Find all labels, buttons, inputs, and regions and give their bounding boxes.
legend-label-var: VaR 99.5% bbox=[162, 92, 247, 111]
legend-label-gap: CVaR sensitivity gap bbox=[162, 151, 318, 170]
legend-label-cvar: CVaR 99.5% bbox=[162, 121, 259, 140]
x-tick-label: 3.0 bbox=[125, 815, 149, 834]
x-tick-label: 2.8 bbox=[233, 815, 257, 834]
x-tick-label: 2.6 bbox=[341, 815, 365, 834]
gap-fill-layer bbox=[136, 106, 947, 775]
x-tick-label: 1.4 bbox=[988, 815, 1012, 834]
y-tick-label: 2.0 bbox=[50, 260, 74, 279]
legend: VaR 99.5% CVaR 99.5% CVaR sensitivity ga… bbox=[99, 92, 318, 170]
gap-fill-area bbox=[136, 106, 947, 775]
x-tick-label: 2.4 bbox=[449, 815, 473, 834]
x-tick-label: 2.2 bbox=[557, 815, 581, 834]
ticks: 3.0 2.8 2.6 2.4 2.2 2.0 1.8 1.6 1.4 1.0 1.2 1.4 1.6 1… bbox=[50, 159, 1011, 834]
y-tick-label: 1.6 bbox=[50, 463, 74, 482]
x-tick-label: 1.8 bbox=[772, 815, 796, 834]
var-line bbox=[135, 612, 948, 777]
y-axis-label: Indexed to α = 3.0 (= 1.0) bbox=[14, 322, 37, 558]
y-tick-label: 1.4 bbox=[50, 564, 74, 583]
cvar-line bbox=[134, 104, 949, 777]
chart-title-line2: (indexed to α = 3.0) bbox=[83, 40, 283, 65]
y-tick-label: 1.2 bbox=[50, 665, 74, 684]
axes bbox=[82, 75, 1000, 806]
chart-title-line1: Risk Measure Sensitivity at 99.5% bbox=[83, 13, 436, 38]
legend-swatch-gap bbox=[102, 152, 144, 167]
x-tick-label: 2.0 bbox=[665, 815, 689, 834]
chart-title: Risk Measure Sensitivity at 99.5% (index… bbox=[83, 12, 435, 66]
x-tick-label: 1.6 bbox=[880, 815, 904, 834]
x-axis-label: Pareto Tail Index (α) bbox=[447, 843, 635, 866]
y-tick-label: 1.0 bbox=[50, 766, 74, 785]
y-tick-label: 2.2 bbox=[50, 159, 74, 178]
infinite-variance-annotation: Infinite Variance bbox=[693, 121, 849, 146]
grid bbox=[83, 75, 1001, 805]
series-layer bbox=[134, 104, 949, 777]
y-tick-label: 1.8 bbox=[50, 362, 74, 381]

-.-.-

● TASK DESCRIPTION:
Reproduce each of the items above verbatim, keeping every line in its original order.

● RESPONSE TO THE TASK:
Find all labels, buttons, inputs, and regions and give their bounding boxes.
legend-label-var: VaR 99.5% bbox=[162, 92, 247, 111]
legend-label-gap: CVaR sensitivity gap bbox=[162, 151, 318, 170]
legend-label-cvar: CVaR 99.5% bbox=[162, 121, 259, 140]
x-tick-label: 3.0 bbox=[125, 815, 149, 834]
x-tick-label: 2.8 bbox=[233, 815, 257, 834]
x-tick-label: 2.6 bbox=[341, 815, 365, 834]
gap-fill-layer bbox=[136, 106, 947, 775]
x-tick-label: 1.4 bbox=[988, 815, 1012, 834]
y-tick-label: 2.0 bbox=[50, 260, 74, 279]
legend: VaR 99.5% CVaR 99.5% CVaR sensitivity ga… bbox=[99, 92, 318, 170]
gap-fill-area bbox=[136, 106, 947, 775]
x-tick-label: 2.4 bbox=[449, 815, 473, 834]
x-tick-label: 2.2 bbox=[557, 815, 581, 834]
ticks: 3.0 2.8 2.6 2.4 2.2 2.0 1.8 1.6 1.4 1.0 1.2 1.4 1.6 1… bbox=[50, 159, 1011, 834]
y-tick-label: 1.6 bbox=[50, 463, 74, 482]
x-tick-label: 1.8 bbox=[772, 815, 796, 834]
var-line bbox=[135, 612, 948, 777]
y-axis-label: Indexed to α = 3.0 (= 1.0) bbox=[14, 322, 37, 558]
y-tick-label: 1.4 bbox=[50, 564, 74, 583]
cvar-line bbox=[134, 104, 949, 777]
chart-title-line2: (indexed to α = 3.0) bbox=[83, 40, 283, 65]
y-tick-label: 1.2 bbox=[50, 665, 74, 684]
axes bbox=[82, 75, 1000, 806]
chart-title-line1: Risk Measure Sensitivity at 99.5% bbox=[83, 13, 436, 38]
legend-swatch-gap bbox=[102, 152, 144, 167]
x-tick-label: 2.0 bbox=[665, 815, 689, 834]
chart-title: Risk Measure Sensitivity at 99.5% (index… bbox=[83, 12, 435, 66]
x-tick-label: 1.6 bbox=[880, 815, 904, 834]
x-axis-label: Pareto Tail Index (α) bbox=[447, 843, 635, 866]
y-tick-label: 1.0 bbox=[50, 766, 74, 785]
y-tick-label: 2.2 bbox=[50, 159, 74, 178]
infinite-variance-annotation: Infinite Variance bbox=[693, 121, 849, 146]
grid bbox=[83, 75, 1001, 805]
series-layer bbox=[134, 104, 949, 777]
y-tick-label: 1.8 bbox=[50, 362, 74, 381]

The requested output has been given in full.